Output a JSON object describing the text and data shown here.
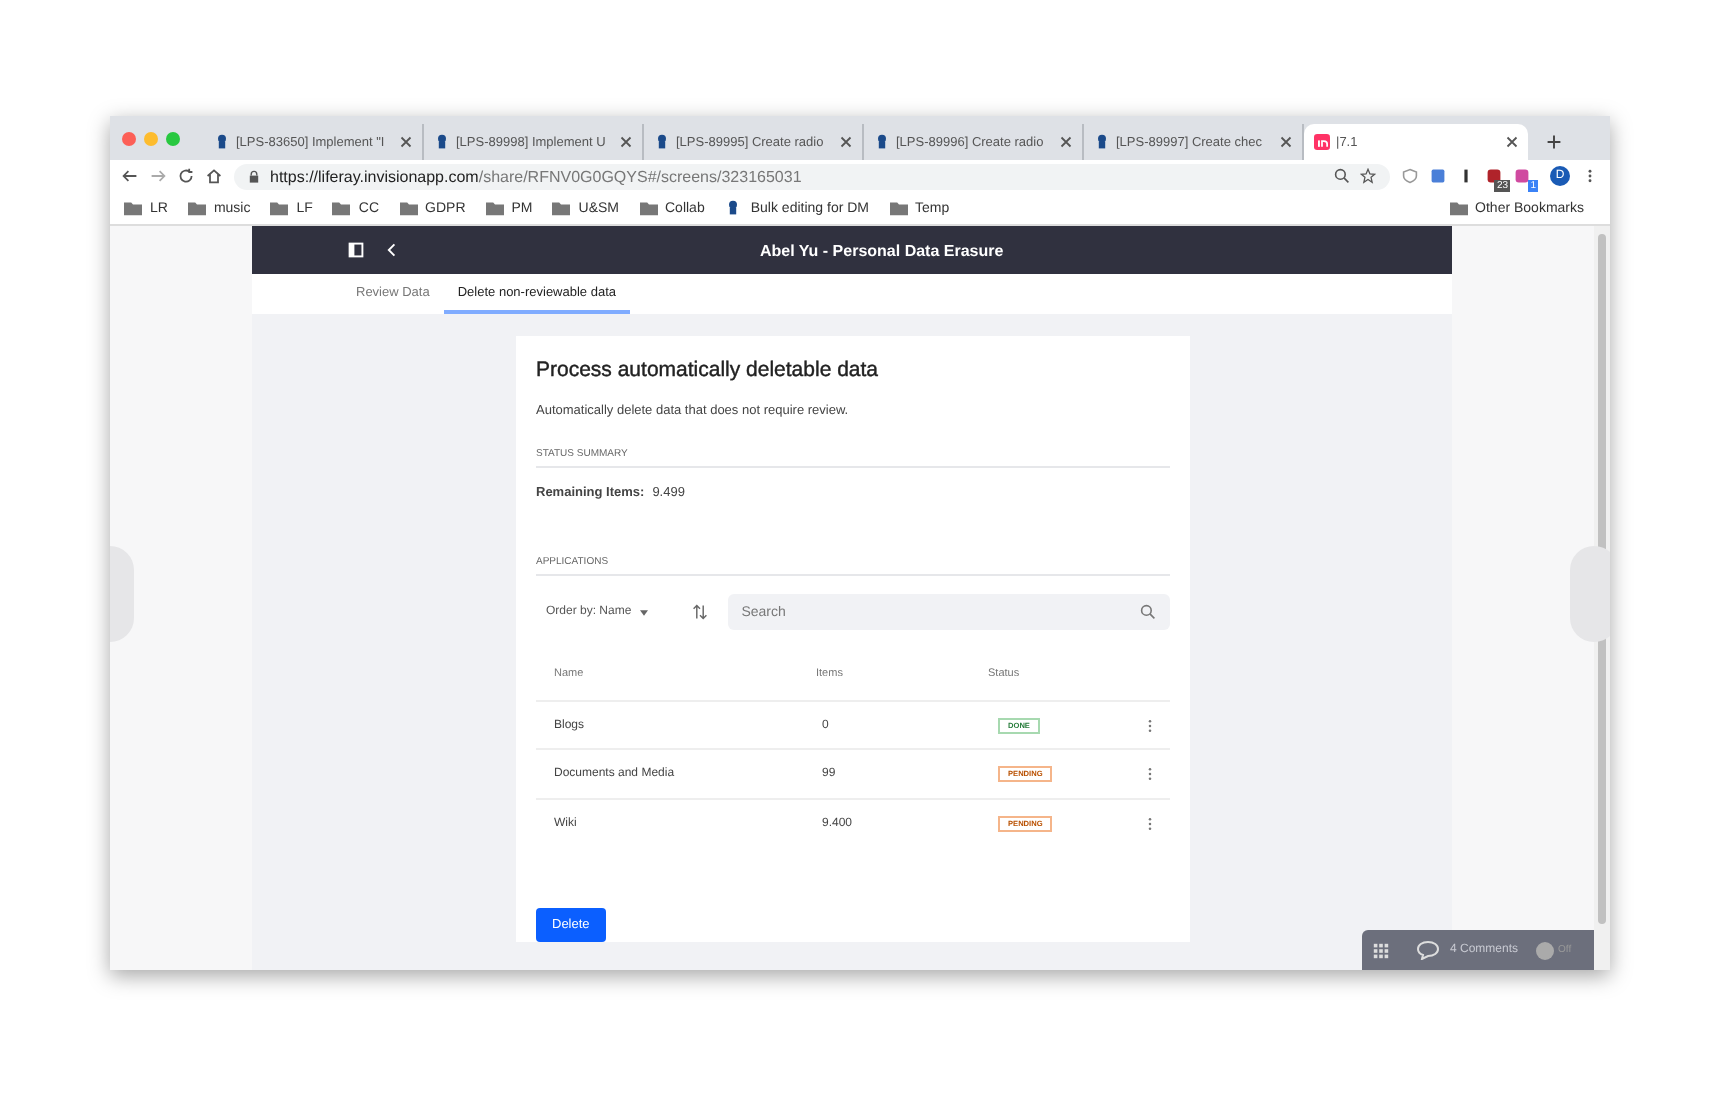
{
  "browser": {
    "tabs": [
      {
        "title": "[LPS-83650] Implement \"I",
        "kind": "liferay",
        "selected": false
      },
      {
        "title": "[LPS-89998] Implement U",
        "kind": "liferay",
        "selected": false
      },
      {
        "title": "[LPS-89995] Create radio",
        "kind": "liferay",
        "selected": false
      },
      {
        "title": "[LPS-89996] Create radio",
        "kind": "liferay",
        "selected": false
      },
      {
        "title": "[LPS-89997] Create chec",
        "kind": "liferay",
        "selected": false
      },
      {
        "title": "|7.1",
        "kind": "invision",
        "selected": true
      }
    ],
    "url_host": "https://liferay.invisionapp.com",
    "url_path": "/share/RFNV0G0GQYS#/screens/323165031",
    "extension_badges": [
      "23",
      "1"
    ],
    "profile_initial": "D",
    "bookmarks": [
      {
        "label": "LR",
        "kind": "folder"
      },
      {
        "label": "music",
        "kind": "folder"
      },
      {
        "label": "LF",
        "kind": "folder"
      },
      {
        "label": "CC",
        "kind": "folder"
      },
      {
        "label": "GDPR",
        "kind": "folder"
      },
      {
        "label": "PM",
        "kind": "folder"
      },
      {
        "label": "U&SM",
        "kind": "folder"
      },
      {
        "label": "Collab",
        "kind": "folder"
      },
      {
        "label": "Bulk editing for DM",
        "kind": "liferay"
      },
      {
        "label": "Temp",
        "kind": "folder"
      }
    ],
    "other_bookmarks": "Other Bookmarks"
  },
  "app": {
    "title": "Abel Yu - Personal Data Erasure",
    "nav_tabs": [
      {
        "label": "Review Data",
        "selected": false
      },
      {
        "label": "Delete non-reviewable data",
        "selected": true
      }
    ],
    "card": {
      "title": "Process automatically deletable data",
      "description": "Automatically delete data that does not require review.",
      "status_heading": "STATUS SUMMARY",
      "remaining_label": "Remaining Items:",
      "remaining_value": "9.499",
      "applications_heading": "APPLICATIONS",
      "order_by": "Order by: Name",
      "search": {
        "placeholder": "Search"
      },
      "table": {
        "columns": [
          "Name",
          "Items",
          "Status"
        ],
        "rows": [
          {
            "name": "Blogs",
            "items": "0",
            "status": "DONE",
            "kind": "done"
          },
          {
            "name": "Documents and Media",
            "items": "99",
            "status": "PENDING",
            "kind": "pending"
          },
          {
            "name": "Wiki",
            "items": "9.400",
            "status": "PENDING",
            "kind": "pending"
          }
        ]
      },
      "delete_button": "Delete"
    }
  },
  "comments": {
    "count": "4 Comments",
    "toggle_label": "Off",
    "on": false
  }
}
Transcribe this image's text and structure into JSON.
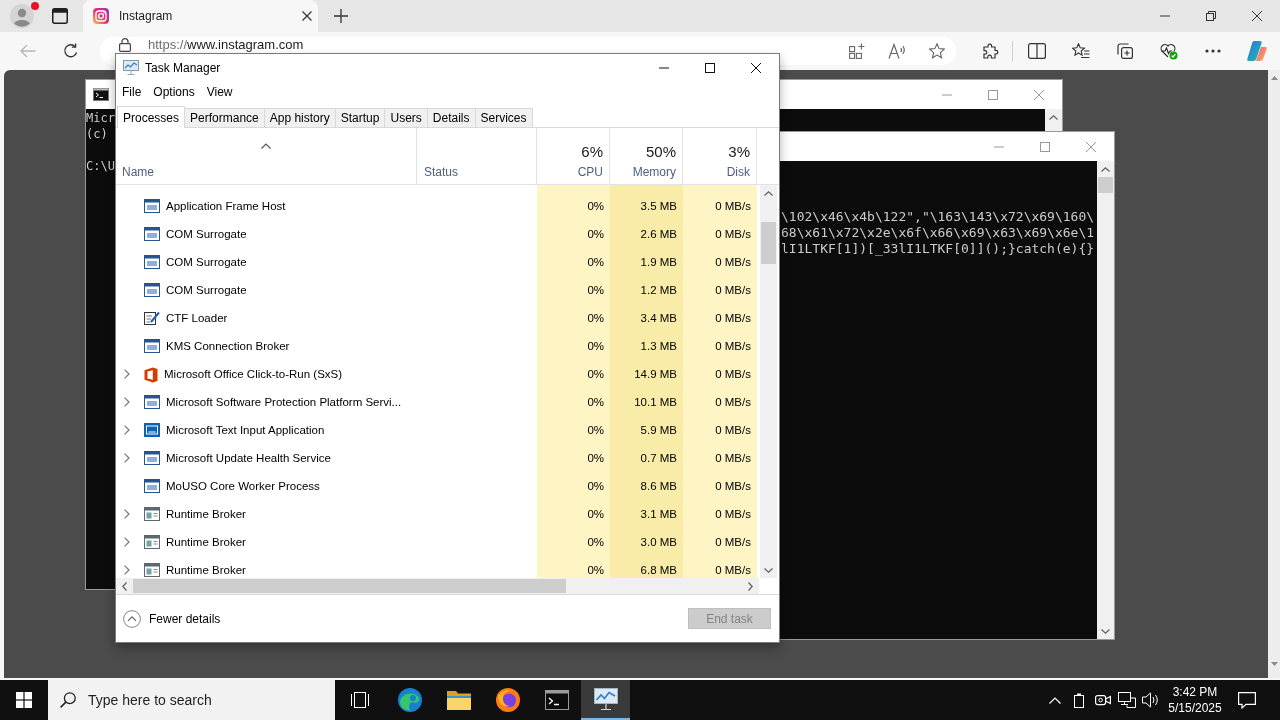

· · ·

### Task details
Restate the data above word for word. Skip every picture.

### Exercise solution
Output a JSON object describing the text and data shown here.
{
  "browser": {
    "tabs": [
      {
        "title": "[LPS-83650] Implement \"I",
        "kind": "liferay",
        "selected": false
      },
      {
        "title": "[LPS-89998] Implement U",
        "kind": "liferay",
        "selected": false
      },
      {
        "title": "[LPS-89995] Create radio",
        "kind": "liferay",
        "selected": false
      },
      {
        "title": "[LPS-89996] Create radio",
        "kind": "liferay",
        "selected": false
      },
      {
        "title": "[LPS-89997] Create chec",
        "kind": "liferay",
        "selected": false
      },
      {
        "title": "|7.1",
        "kind": "invision",
        "selected": true
      }
    ],
    "url_host": "https://liferay.invisionapp.com",
    "url_path": "/share/RFNV0G0GQYS#/screens/323165031",
    "extension_badges": [
      "23",
      "1"
    ],
    "profile_initial": "D",
    "bookmarks": [
      {
        "label": "LR",
        "kind": "folder"
      },
      {
        "label": "music",
        "kind": "folder"
      },
      {
        "label": "LF",
        "kind": "folder"
      },
      {
        "label": "CC",
        "kind": "folder"
      },
      {
        "label": "GDPR",
        "kind": "folder"
      },
      {
        "label": "PM",
        "kind": "folder"
      },
      {
        "label": "U&SM",
        "kind": "folder"
      },
      {
        "label": "Collab",
        "kind": "folder"
      },
      {
        "label": "Bulk editing for DM",
        "kind": "liferay"
      },
      {
        "label": "Temp",
        "kind": "folder"
      }
    ],
    "other_bookmarks": "Other Bookmarks"
  },
  "app": {
    "title": "Abel Yu - Personal Data Erasure",
    "nav_tabs": [
      {
        "label": "Review Data",
        "selected": false
      },
      {
        "label": "Delete non-reviewable data",
        "selected": true
      }
    ],
    "card": {
      "title": "Process automatically deletable data",
      "description": "Automatically delete data that does not require review.",
      "status_heading": "STATUS SUMMARY",
      "remaining_label": "Remaining Items:",
      "remaining_value": "9.499",
      "applications_heading": "APPLICATIONS",
      "order_by": "Order by: Name",
      "search": {
        "placeholder": "Search"
      },
      "table": {
        "columns": [
          "Name",
          "Items",
          "Status"
        ],
        "rows": [
          {
            "name": "Blogs",
            "items": "0",
            "status": "DONE",
            "kind": "done"
          },
          {
            "name": "Documents and Media",
            "items": "99",
            "status": "PENDING",
            "kind": "pending"
          },
          {
            "name": "Wiki",
            "items": "9.400",
            "status": "PENDING",
            "kind": "pending"
          }
        ]
      },
      "delete_button": "Delete"
    }
  },
  "comments": {
    "count": "4 Comments",
    "toggle_label": "Off",
    "on": false
  }
}
Transcribe this image's text and structure into JSON.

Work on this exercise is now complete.